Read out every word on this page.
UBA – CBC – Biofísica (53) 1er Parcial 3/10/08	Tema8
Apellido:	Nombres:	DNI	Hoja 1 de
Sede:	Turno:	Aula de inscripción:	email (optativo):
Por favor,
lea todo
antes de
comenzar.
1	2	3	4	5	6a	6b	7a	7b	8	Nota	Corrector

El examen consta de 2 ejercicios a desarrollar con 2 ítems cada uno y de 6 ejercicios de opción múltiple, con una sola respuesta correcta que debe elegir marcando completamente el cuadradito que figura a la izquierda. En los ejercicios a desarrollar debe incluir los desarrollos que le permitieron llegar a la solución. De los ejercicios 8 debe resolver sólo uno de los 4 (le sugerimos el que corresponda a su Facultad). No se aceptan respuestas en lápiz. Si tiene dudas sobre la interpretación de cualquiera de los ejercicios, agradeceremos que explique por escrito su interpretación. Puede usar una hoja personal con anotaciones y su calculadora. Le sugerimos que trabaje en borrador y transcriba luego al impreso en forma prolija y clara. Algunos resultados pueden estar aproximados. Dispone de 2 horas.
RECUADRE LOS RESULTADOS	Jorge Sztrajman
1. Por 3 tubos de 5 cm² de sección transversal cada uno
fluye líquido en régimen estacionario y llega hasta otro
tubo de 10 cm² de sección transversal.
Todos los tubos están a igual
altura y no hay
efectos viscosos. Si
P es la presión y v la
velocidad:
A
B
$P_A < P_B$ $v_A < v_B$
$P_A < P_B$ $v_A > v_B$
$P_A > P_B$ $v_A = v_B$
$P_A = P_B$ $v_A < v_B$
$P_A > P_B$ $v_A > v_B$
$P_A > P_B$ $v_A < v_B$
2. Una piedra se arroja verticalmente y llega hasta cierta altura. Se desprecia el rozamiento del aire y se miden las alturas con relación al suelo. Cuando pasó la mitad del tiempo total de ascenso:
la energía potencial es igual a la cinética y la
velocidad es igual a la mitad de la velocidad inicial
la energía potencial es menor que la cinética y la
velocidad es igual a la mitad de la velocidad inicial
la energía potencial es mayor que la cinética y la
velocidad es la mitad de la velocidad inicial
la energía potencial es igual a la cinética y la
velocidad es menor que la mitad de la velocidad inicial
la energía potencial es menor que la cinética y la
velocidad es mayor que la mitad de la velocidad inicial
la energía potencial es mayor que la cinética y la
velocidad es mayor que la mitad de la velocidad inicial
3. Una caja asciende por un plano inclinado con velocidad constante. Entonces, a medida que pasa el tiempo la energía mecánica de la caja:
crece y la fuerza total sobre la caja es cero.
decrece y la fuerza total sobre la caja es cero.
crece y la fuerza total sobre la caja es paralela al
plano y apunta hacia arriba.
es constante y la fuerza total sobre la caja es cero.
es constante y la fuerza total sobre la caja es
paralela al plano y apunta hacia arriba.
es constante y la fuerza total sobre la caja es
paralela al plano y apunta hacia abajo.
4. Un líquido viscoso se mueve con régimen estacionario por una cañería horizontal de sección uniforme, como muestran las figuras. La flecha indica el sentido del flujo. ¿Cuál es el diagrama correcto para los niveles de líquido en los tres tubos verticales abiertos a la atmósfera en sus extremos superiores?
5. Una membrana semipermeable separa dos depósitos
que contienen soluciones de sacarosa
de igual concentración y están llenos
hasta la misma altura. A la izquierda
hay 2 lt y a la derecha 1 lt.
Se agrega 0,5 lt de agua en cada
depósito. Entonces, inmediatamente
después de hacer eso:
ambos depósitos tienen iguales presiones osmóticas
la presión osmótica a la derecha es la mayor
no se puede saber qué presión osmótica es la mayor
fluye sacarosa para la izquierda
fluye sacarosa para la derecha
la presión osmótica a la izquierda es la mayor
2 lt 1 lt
* * * * * * *
■ **Requirements**
Copy out all lines that carry the word "hacia".

■ **Final answer**
plano y apunta hacia arriba.
paralela al plano y apunta hacia arriba.
paralela al plano y apunta hacia abajo.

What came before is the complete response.